- Written exercise:
All entries must be repeated exactly; do not include the pictures.

╭─ Dataset extract

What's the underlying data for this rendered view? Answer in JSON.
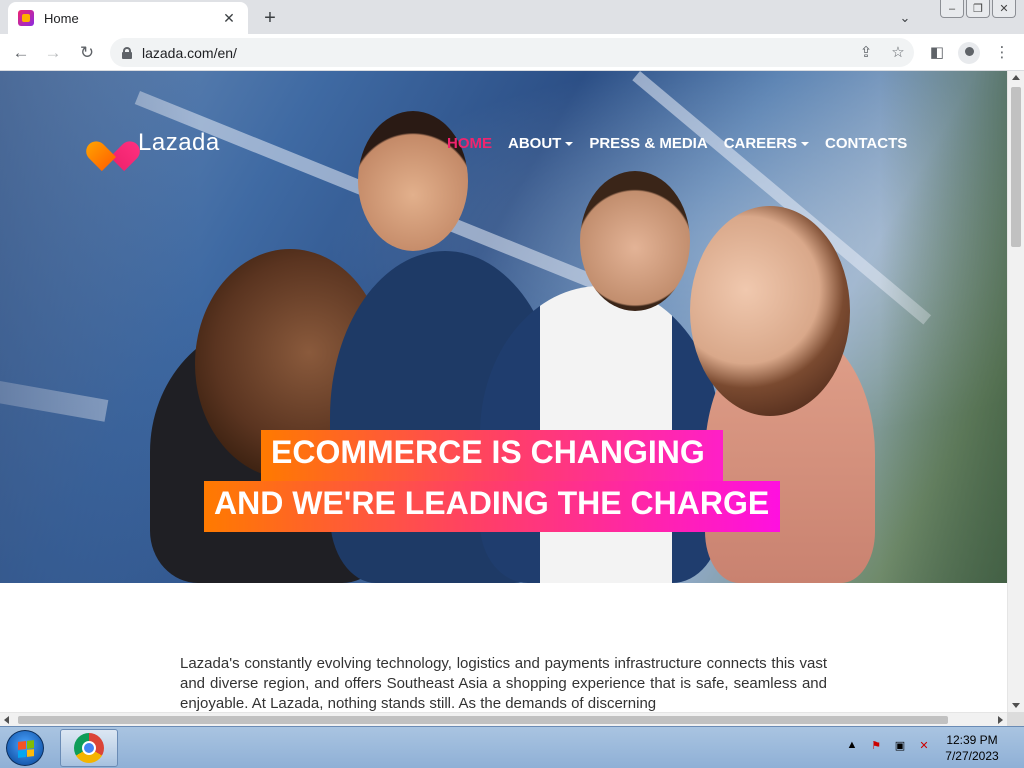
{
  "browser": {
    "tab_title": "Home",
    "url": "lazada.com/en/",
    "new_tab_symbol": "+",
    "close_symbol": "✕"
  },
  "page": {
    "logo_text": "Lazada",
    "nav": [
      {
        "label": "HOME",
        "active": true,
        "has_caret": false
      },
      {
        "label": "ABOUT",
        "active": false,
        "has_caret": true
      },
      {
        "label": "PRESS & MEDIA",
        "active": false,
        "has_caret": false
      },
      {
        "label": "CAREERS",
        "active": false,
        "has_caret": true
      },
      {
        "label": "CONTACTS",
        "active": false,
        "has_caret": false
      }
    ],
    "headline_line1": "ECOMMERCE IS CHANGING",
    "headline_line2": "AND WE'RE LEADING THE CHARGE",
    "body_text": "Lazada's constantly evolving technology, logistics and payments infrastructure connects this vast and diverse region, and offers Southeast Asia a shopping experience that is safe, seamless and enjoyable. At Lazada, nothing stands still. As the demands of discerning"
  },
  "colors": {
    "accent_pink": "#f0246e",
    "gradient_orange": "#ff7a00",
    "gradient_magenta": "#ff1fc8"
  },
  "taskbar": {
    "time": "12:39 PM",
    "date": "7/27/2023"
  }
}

╰─

- Exercise result:
What's the underlying data for this rendered view? Answer in JSON.
{
  "browser": {
    "tab_title": "Home",
    "url": "lazada.com/en/",
    "new_tab_symbol": "+",
    "close_symbol": "✕"
  },
  "page": {
    "logo_text": "Lazada",
    "nav": [
      {
        "label": "HOME",
        "active": true,
        "has_caret": false
      },
      {
        "label": "ABOUT",
        "active": false,
        "has_caret": true
      },
      {
        "label": "PRESS & MEDIA",
        "active": false,
        "has_caret": false
      },
      {
        "label": "CAREERS",
        "active": false,
        "has_caret": true
      },
      {
        "label": "CONTACTS",
        "active": false,
        "has_caret": false
      }
    ],
    "headline_line1": "ECOMMERCE IS CHANGING",
    "headline_line2": "AND WE'RE LEADING THE CHARGE",
    "body_text": "Lazada's constantly evolving technology, logistics and payments infrastructure connects this vast and diverse region, and offers Southeast Asia a shopping experience that is safe, seamless and enjoyable. At Lazada, nothing stands still. As the demands of discerning"
  },
  "colors": {
    "accent_pink": "#f0246e",
    "gradient_orange": "#ff7a00",
    "gradient_magenta": "#ff1fc8"
  },
  "taskbar": {
    "time": "12:39 PM",
    "date": "7/27/2023"
  }
}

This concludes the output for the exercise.